Saved data entries
· · ·
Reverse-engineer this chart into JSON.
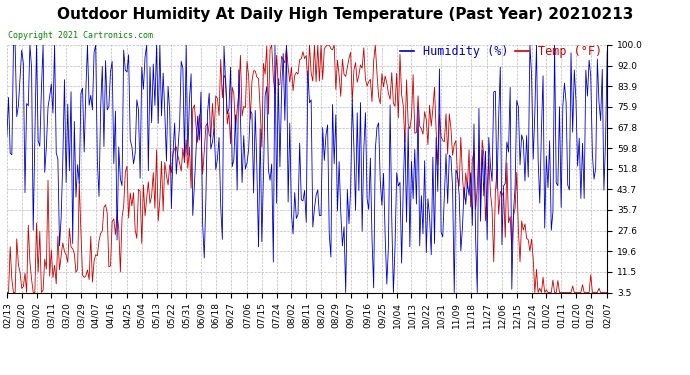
{
  "title": "Outdoor Humidity At Daily High Temperature (Past Year) 20210213",
  "copyright": "Copyright 2021 Cartronics.com",
  "legend_humidity": "Humidity (%)",
  "legend_temp": "Temp (°F)",
  "yticks": [
    3.5,
    11.5,
    19.6,
    27.6,
    35.7,
    43.7,
    51.8,
    59.8,
    67.8,
    75.9,
    83.9,
    92.0,
    100.0
  ],
  "ylim": [
    3.5,
    100.0
  ],
  "x_labels": [
    "02/13",
    "02/20",
    "03/02",
    "03/11",
    "03/20",
    "03/29",
    "04/07",
    "04/16",
    "04/25",
    "05/04",
    "05/13",
    "05/22",
    "05/31",
    "06/09",
    "06/18",
    "06/27",
    "07/06",
    "07/15",
    "07/24",
    "08/02",
    "08/11",
    "08/20",
    "08/29",
    "09/07",
    "09/16",
    "09/25",
    "10/04",
    "10/13",
    "10/22",
    "10/31",
    "11/09",
    "11/18",
    "11/27",
    "12/06",
    "12/15",
    "12/24",
    "01/02",
    "01/11",
    "01/20",
    "01/29",
    "02/07"
  ],
  "color_humidity": "#0000cc",
  "color_temp": "#cc0000",
  "color_grid": "#bbbbbb",
  "color_bg": "#ffffff",
  "title_fontsize": 11,
  "tick_fontsize": 6.5,
  "legend_fontsize": 8.5
}
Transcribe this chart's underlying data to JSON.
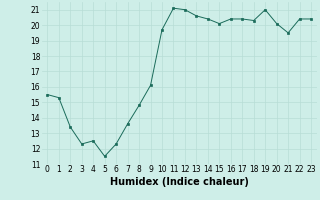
{
  "x": [
    0,
    1,
    2,
    3,
    4,
    5,
    6,
    7,
    8,
    9,
    10,
    11,
    12,
    13,
    14,
    15,
    16,
    17,
    18,
    19,
    20,
    21,
    22,
    23
  ],
  "y": [
    15.5,
    15.3,
    13.4,
    12.3,
    12.5,
    11.5,
    12.3,
    13.6,
    14.8,
    16.1,
    19.7,
    21.1,
    21.0,
    20.6,
    20.4,
    20.1,
    20.4,
    20.4,
    20.3,
    21.0,
    20.1,
    19.5,
    20.4,
    20.4
  ],
  "xlabel": "Humidex (Indice chaleur)",
  "ylim": [
    11,
    21.5
  ],
  "xlim": [
    -0.5,
    23.5
  ],
  "yticks": [
    11,
    12,
    13,
    14,
    15,
    16,
    17,
    18,
    19,
    20,
    21
  ],
  "xticks": [
    0,
    1,
    2,
    3,
    4,
    5,
    6,
    7,
    8,
    9,
    10,
    11,
    12,
    13,
    14,
    15,
    16,
    17,
    18,
    19,
    20,
    21,
    22,
    23
  ],
  "line_color": "#1a6b5a",
  "marker_color": "#1a6b5a",
  "bg_color": "#ceeee8",
  "grid_color": "#b8ddd6",
  "tick_fontsize": 5.5,
  "xlabel_fontsize": 7
}
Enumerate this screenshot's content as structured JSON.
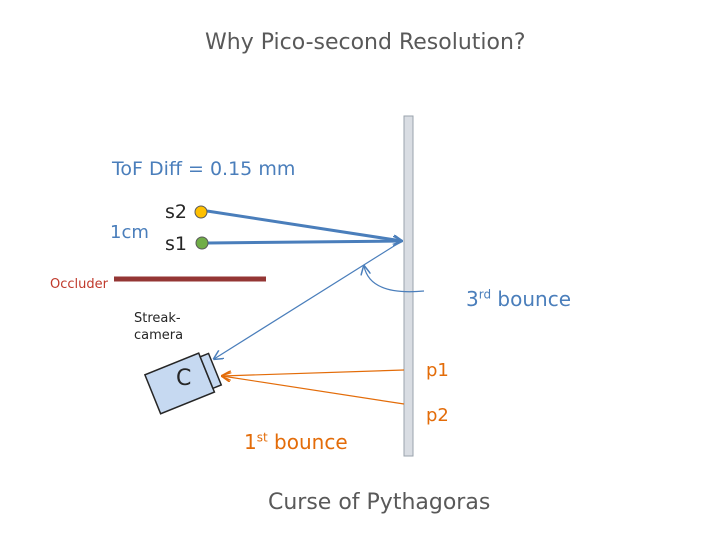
{
  "title": "Why Pico-second Resolution?",
  "tof_label": "ToF  Diff = 0.15 mm",
  "distance_label": "1cm",
  "source_2": "s2",
  "source_1": "s1",
  "occluder_label": "Occluder",
  "third_bounce": {
    "ordinal": "3",
    "suffix": "rd",
    "word": " bounce"
  },
  "camera_label": "Streak-camera",
  "camera_letter": "C",
  "point_1": "p1",
  "point_2": "p2",
  "first_bounce": {
    "ordinal": "1",
    "suffix": "st",
    "word": " bounce"
  },
  "footer": "Curse of Pythagoras",
  "colors": {
    "blue": "#4a7ebb",
    "orange": "#e36c09",
    "occluder": "#943634",
    "s2_fill": "#ffc000",
    "s1_fill": "#70ad47",
    "wall": "#d9dde3",
    "camera": "#c6d9f1"
  }
}
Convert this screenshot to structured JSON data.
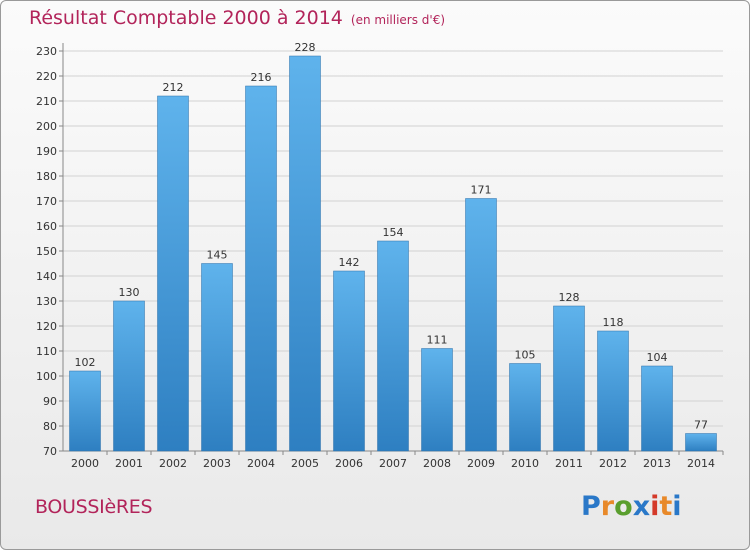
{
  "header": {
    "title": "Résultat Comptable 2000 à 2014",
    "unit": "(en milliers d'€)"
  },
  "footer": {
    "commune": "BOUSSIèRES",
    "logo_text": "Proxiti"
  },
  "colors": {
    "title": "#b2245a",
    "bar_top": "#5fb3ec",
    "bar_bottom": "#2e7fc1",
    "grid": "#d2d2d2",
    "logo": [
      "#2a78c8",
      "#e8892a",
      "#5a9e2e",
      "#2a78c8",
      "#d43a2a",
      "#e8892a",
      "#2a78c8"
    ]
  },
  "chart_data": {
    "type": "bar",
    "title": "Résultat Comptable 2000 à 2014",
    "subtitle": "(en milliers d'€)",
    "xlabel": "",
    "ylabel": "",
    "categories": [
      "2000",
      "2001",
      "2002",
      "2003",
      "2004",
      "2005",
      "2006",
      "2007",
      "2008",
      "2009",
      "2010",
      "2011",
      "2012",
      "2013",
      "2014"
    ],
    "values": [
      102,
      130,
      212,
      145,
      216,
      228,
      142,
      154,
      111,
      171,
      105,
      128,
      118,
      104,
      77
    ],
    "ylim": [
      70,
      230
    ],
    "yticks": [
      70,
      80,
      90,
      100,
      110,
      120,
      130,
      140,
      150,
      160,
      170,
      180,
      190,
      200,
      210,
      220,
      230
    ],
    "grid": true,
    "legend": "none"
  }
}
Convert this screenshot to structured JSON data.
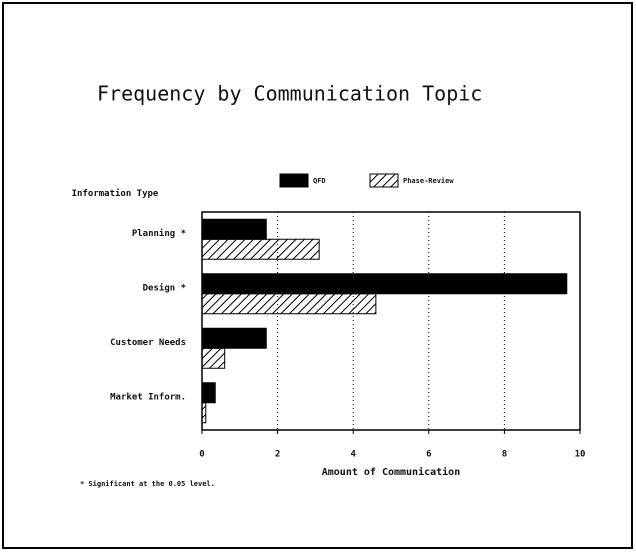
{
  "chart_data": {
    "type": "barh",
    "title": "Frequency by Communication Topic",
    "x_label": "Amount of Communication",
    "y_label": "Information Type",
    "footnote": "* Significant at the 0.05 level.",
    "categories": [
      "Planning *",
      "Design *",
      "Customer Needs",
      "Market Inform."
    ],
    "series": [
      {
        "name": "QFD",
        "color": "#000000",
        "hatch": false,
        "values": [
          1.7,
          9.65,
          1.7,
          0.35
        ]
      },
      {
        "name": "Phase-Review",
        "color": "#000000",
        "hatch": true,
        "values": [
          3.1,
          4.6,
          0.6,
          0.1
        ]
      }
    ],
    "xlim": [
      0,
      10
    ],
    "xticks": [
      0,
      2,
      4,
      6,
      8,
      10
    ],
    "grid": true
  }
}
· · ·
Task brief
Repeat everything in the records precisely. Images are excluded from the copy.

Exercise response
Reverse-engineer this chart into JSON.
{
  "title": "Outdoor Humidity At Daily High Temperature (Past Year) 20210213",
  "copyright": "Copyright 2021 Cartronics.com",
  "legend_humidity": "Humidity (%)",
  "legend_temp": "Temp (°F)",
  "yticks": [
    3.5,
    11.5,
    19.6,
    27.6,
    35.7,
    43.7,
    51.8,
    59.8,
    67.8,
    75.9,
    83.9,
    92.0,
    100.0
  ],
  "ylim": [
    3.5,
    100.0
  ],
  "x_labels": [
    "02/13",
    "02/20",
    "03/02",
    "03/11",
    "03/20",
    "03/29",
    "04/07",
    "04/16",
    "04/25",
    "05/04",
    "05/13",
    "05/22",
    "05/31",
    "06/09",
    "06/18",
    "06/27",
    "07/06",
    "07/15",
    "07/24",
    "08/02",
    "08/11",
    "08/20",
    "08/29",
    "09/07",
    "09/16",
    "09/25",
    "10/04",
    "10/13",
    "10/22",
    "10/31",
    "11/09",
    "11/18",
    "11/27",
    "12/06",
    "12/15",
    "12/24",
    "01/02",
    "01/11",
    "01/20",
    "01/29",
    "02/07"
  ],
  "color_humidity": "#0000cc",
  "color_temp": "#cc0000",
  "color_grid": "#bbbbbb",
  "color_bg": "#ffffff",
  "title_fontsize": 11,
  "tick_fontsize": 6.5,
  "legend_fontsize": 8.5
}
Transcribe this chart's underlying data to JSON.
{
  "x": [
    0,
    1,
    2,
    3,
    4,
    5,
    6,
    7,
    8,
    9,
    10,
    11,
    12,
    13,
    14,
    15,
    16,
    17,
    18,
    19,
    20,
    21,
    22,
    23
  ],
  "y": [
    15.5,
    15.3,
    13.4,
    12.3,
    12.5,
    11.5,
    12.3,
    13.6,
    14.8,
    16.1,
    19.7,
    21.1,
    21.0,
    20.6,
    20.4,
    20.1,
    20.4,
    20.4,
    20.3,
    21.0,
    20.1,
    19.5,
    20.4,
    20.4
  ],
  "xlabel": "Humidex (Indice chaleur)",
  "ylim": [
    11,
    21.5
  ],
  "xlim": [
    -0.5,
    23.5
  ],
  "yticks": [
    11,
    12,
    13,
    14,
    15,
    16,
    17,
    18,
    19,
    20,
    21
  ],
  "xticks": [
    0,
    1,
    2,
    3,
    4,
    5,
    6,
    7,
    8,
    9,
    10,
    11,
    12,
    13,
    14,
    15,
    16,
    17,
    18,
    19,
    20,
    21,
    22,
    23
  ],
  "line_color": "#1a6b5a",
  "marker_color": "#1a6b5a",
  "bg_color": "#ceeee8",
  "grid_color": "#b8ddd6",
  "tick_fontsize": 5.5,
  "xlabel_fontsize": 7
}
Enumerate this screenshot's content as structured JSON.
{
  "title": "Why Pico-second Resolution?",
  "tof_label": "ToF  Diff = 0.15 mm",
  "distance_label": "1cm",
  "source_2": "s2",
  "source_1": "s1",
  "occluder_label": "Occluder",
  "third_bounce": {
    "ordinal": "3",
    "suffix": "rd",
    "word": " bounce"
  },
  "camera_label": "Streak-camera",
  "camera_letter": "C",
  "point_1": "p1",
  "point_2": "p2",
  "first_bounce": {
    "ordinal": "1",
    "suffix": "st",
    "word": " bounce"
  },
  "footer": "Curse of Pythagoras",
  "colors": {
    "blue": "#4a7ebb",
    "orange": "#e36c09",
    "occluder": "#943634",
    "s2_fill": "#ffc000",
    "s1_fill": "#70ad47",
    "wall": "#d9dde3",
    "camera": "#c6d9f1"
  }
}
Convert this screenshot to structured JSON data.
{
  "header": {
    "title": "Résultat Comptable 2000 à 2014",
    "unit": "(en milliers d'€)"
  },
  "footer": {
    "commune": "BOUSSIèRES",
    "logo_text": "Proxiti"
  },
  "colors": {
    "title": "#b2245a",
    "bar_top": "#5fb3ec",
    "bar_bottom": "#2e7fc1",
    "grid": "#d2d2d2",
    "logo": [
      "#2a78c8",
      "#e8892a",
      "#5a9e2e",
      "#2a78c8",
      "#d43a2a",
      "#e8892a",
      "#2a78c8"
    ]
  },
  "chart_data": {
    "type": "bar",
    "title": "Résultat Comptable 2000 à 2014",
    "subtitle": "(en milliers d'€)",
    "xlabel": "",
    "ylabel": "",
    "categories": [
      "2000",
      "2001",
      "2002",
      "2003",
      "2004",
      "2005",
      "2006",
      "2007",
      "2008",
      "2009",
      "2010",
      "2011",
      "2012",
      "2013",
      "2014"
    ],
    "values": [
      102,
      130,
      212,
      145,
      216,
      228,
      142,
      154,
      111,
      171,
      105,
      128,
      118,
      104,
      77
    ],
    "ylim": [
      70,
      230
    ],
    "yticks": [
      70,
      80,
      90,
      100,
      110,
      120,
      130,
      140,
      150,
      160,
      170,
      180,
      190,
      200,
      210,
      220,
      230
    ],
    "grid": true,
    "legend": "none"
  }
}
Convert this screenshot to structured JSON data.
{
  "chart_data": {
    "type": "barh",
    "title": "Frequency by Communication Topic",
    "x_label": "Amount of Communication",
    "y_label": "Information Type",
    "footnote": "* Significant at the 0.05 level.",
    "categories": [
      "Planning *",
      "Design *",
      "Customer Needs",
      "Market Inform."
    ],
    "series": [
      {
        "name": "QFD",
        "color": "#000000",
        "hatch": false,
        "values": [
          1.7,
          9.65,
          1.7,
          0.35
        ]
      },
      {
        "name": "Phase-Review",
        "color": "#000000",
        "hatch": true,
        "values": [
          3.1,
          4.6,
          0.6,
          0.1
        ]
      }
    ],
    "xlim": [
      0,
      10
    ],
    "xticks": [
      0,
      2,
      4,
      6,
      8,
      10
    ],
    "grid": true
  }
}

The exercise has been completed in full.